* **INSTRUCTIONS TO FOLLOW**: In the material below, identify each line bearing the word "доставки". Reproduce those lines.

* **SUPPLIED MATERIAL**:

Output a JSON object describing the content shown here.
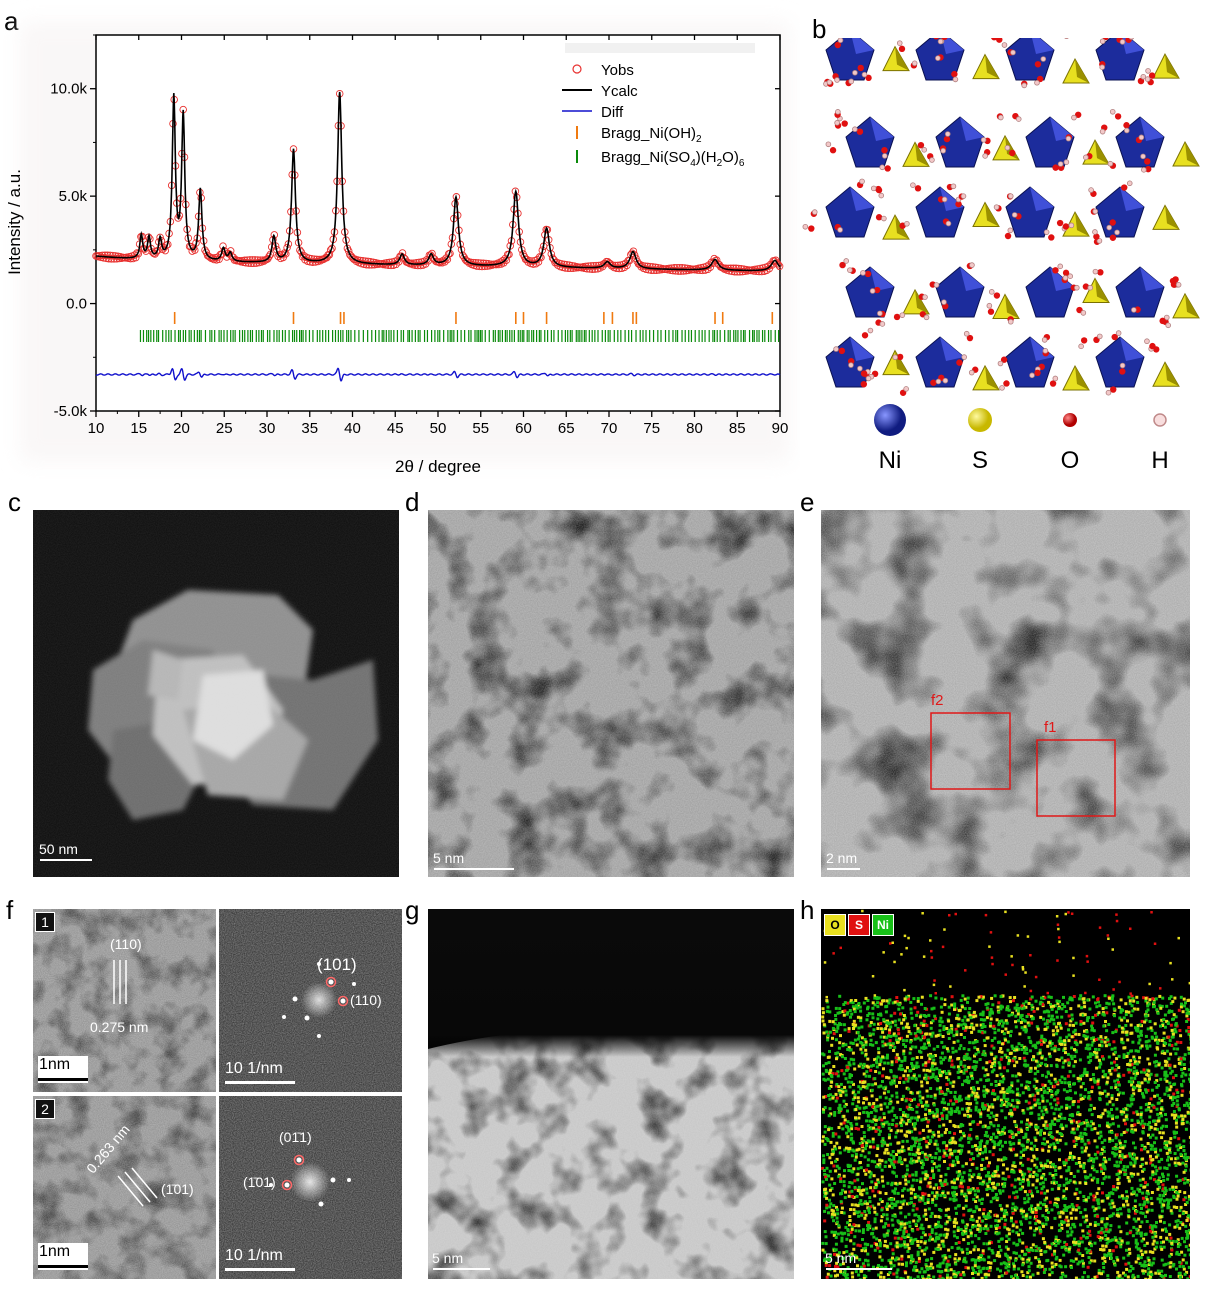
{
  "panels": {
    "a": "a",
    "b": "b",
    "c": "c",
    "d": "d",
    "e": "e",
    "f": "f",
    "g": "g",
    "h": "h"
  },
  "chart_data": {
    "type": "line",
    "xlabel": "2θ / degree",
    "ylabel": "Intensity / a.u.",
    "xlim": [
      10,
      90
    ],
    "ylim": [
      -5000,
      12500
    ],
    "xticks": [
      "10",
      "15",
      "20",
      "25",
      "30",
      "35",
      "40",
      "45",
      "50",
      "55",
      "60",
      "65",
      "70",
      "75",
      "80",
      "85",
      "90"
    ],
    "yticks": [
      {
        "v": 10000,
        "label": "10.0k"
      },
      {
        "v": 5000,
        "label": "5.0k"
      },
      {
        "v": 0,
        "label": "0.0"
      },
      {
        "v": -5000,
        "label": "-5.0k"
      }
    ],
    "legend": [
      "Yobs",
      "Ycalc",
      "Diff",
      "Bragg_Ni(OH)",
      "Bragg_Ni(SO",
      ")(H",
      "O)"
    ],
    "legend_sub": [
      "2",
      "4",
      "2",
      "6"
    ],
    "legend_position": "top-right",
    "baseline": 2000,
    "peaks": [
      {
        "x": 15.3,
        "y": 1100
      },
      {
        "x": 16.2,
        "y": 1000
      },
      {
        "x": 17.5,
        "y": 900
      },
      {
        "x": 19.1,
        "y": 7500
      },
      {
        "x": 20.2,
        "y": 6700
      },
      {
        "x": 22.2,
        "y": 3300
      },
      {
        "x": 24.9,
        "y": 600
      },
      {
        "x": 25.7,
        "y": 400
      },
      {
        "x": 30.8,
        "y": 1200
      },
      {
        "x": 33.1,
        "y": 5300
      },
      {
        "x": 38.5,
        "y": 8000
      },
      {
        "x": 45.8,
        "y": 500
      },
      {
        "x": 49.2,
        "y": 500
      },
      {
        "x": 52.1,
        "y": 3200
      },
      {
        "x": 59.1,
        "y": 3500
      },
      {
        "x": 62.7,
        "y": 1800
      },
      {
        "x": 69.8,
        "y": 300
      },
      {
        "x": 72.8,
        "y": 800
      },
      {
        "x": 82.4,
        "y": 500
      },
      {
        "x": 89.4,
        "y": 500
      }
    ],
    "bragg_nioh2": [
      19.2,
      33.1,
      38.6,
      39.0,
      52.1,
      59.1,
      60.0,
      62.7,
      69.4,
      70.4,
      72.8,
      73.2,
      82.4,
      83.3,
      89.1
    ],
    "bragg_niso4_range": [
      15,
      90
    ],
    "diff_offset": -3300,
    "colors": {
      "yobs": "#e8312f",
      "ycalc": "#000000",
      "diff": "#1010cc",
      "bragg1": "#f07a10",
      "bragg2": "#0a8a0a"
    }
  },
  "structure_legend": [
    {
      "name": "Ni",
      "color": "#1c2c9c"
    },
    {
      "name": "S",
      "color": "#e8e020"
    },
    {
      "name": "O",
      "color": "#e01010"
    },
    {
      "name": "H",
      "color": "#f2c8c8"
    }
  ],
  "scale_bars": {
    "c": "50 nm",
    "d": "5 nm",
    "e": "2 nm",
    "f1a": "1nm",
    "f1b": "10 1/nm",
    "f2a": "1nm",
    "f2b": "10 1/nm",
    "g": "5 nm",
    "h": "5 nm"
  },
  "roi_labels": {
    "f1": "f1",
    "f2": "f2"
  },
  "panel_f": {
    "row1": "1",
    "row2": "2",
    "d1": "0.275 nm",
    "plane1": "(110)",
    "fft1a": "(101)",
    "fft1b": "(110)",
    "d2": "0.263 nm",
    "plane2": "(1̄01)",
    "fft2a": "(01̄1)",
    "fft2b": "(1̄01)"
  },
  "eds_legend": [
    {
      "label": "O",
      "color": "#e8e020"
    },
    {
      "label": "S",
      "color": "#e01010"
    },
    {
      "label": "Ni",
      "color": "#18c018"
    }
  ]
}
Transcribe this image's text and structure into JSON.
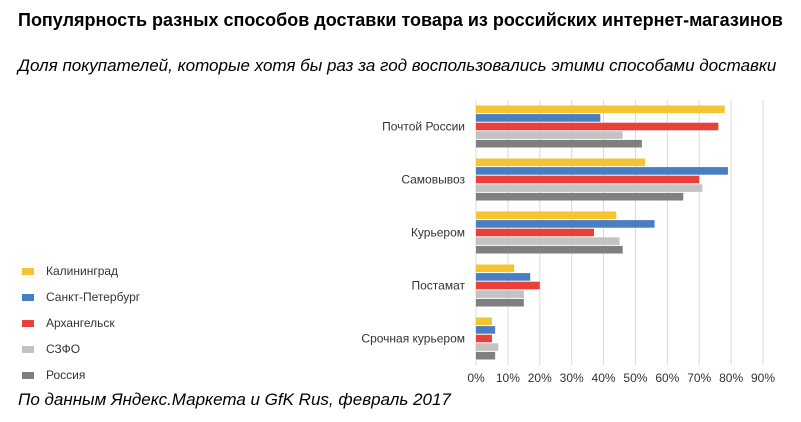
{
  "title": "Популярность разных способов доставки товара из российских интернет-магазинов",
  "subtitle": "Доля покупателей, которые хотя бы раз за год воспользовались этими способами доставки",
  "footnote": "По данным Яндекс.Маркета и GfK Rus, февраль 2017",
  "chart_data": {
    "type": "bar",
    "orientation": "horizontal",
    "categories": [
      "Почтой России",
      "Самовывоз",
      "Курьером",
      "Постамат",
      "Срочная курьером"
    ],
    "series": [
      {
        "name": "Калининград",
        "color": "#f5c531",
        "values": [
          78,
          53,
          44,
          12,
          5
        ]
      },
      {
        "name": "Санкт-Петербург",
        "color": "#4a7ec2",
        "values": [
          39,
          79,
          56,
          17,
          6
        ]
      },
      {
        "name": "Архангельск",
        "color": "#e8413a",
        "values": [
          76,
          70,
          37,
          20,
          5
        ]
      },
      {
        "name": "СЗФО",
        "color": "#c3c3c3",
        "values": [
          46,
          71,
          45,
          15,
          7
        ]
      },
      {
        "name": "Россия",
        "color": "#7f7f7f",
        "values": [
          52,
          65,
          46,
          15,
          6
        ]
      }
    ],
    "xlim": [
      0,
      90
    ],
    "xticks": [
      "0%",
      "10%",
      "20%",
      "30%",
      "40%",
      "50%",
      "60%",
      "70%",
      "80%",
      "90%"
    ],
    "grid": true,
    "legend_position": "left"
  }
}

* **SOLVED EXERCISE**:
  "title": "Популярность разных способов доставки товара из российских интернет-магазинов",
  "subtitle": "Доля покупателей, которые хотя бы раз за год воспользовались этими способами доставки",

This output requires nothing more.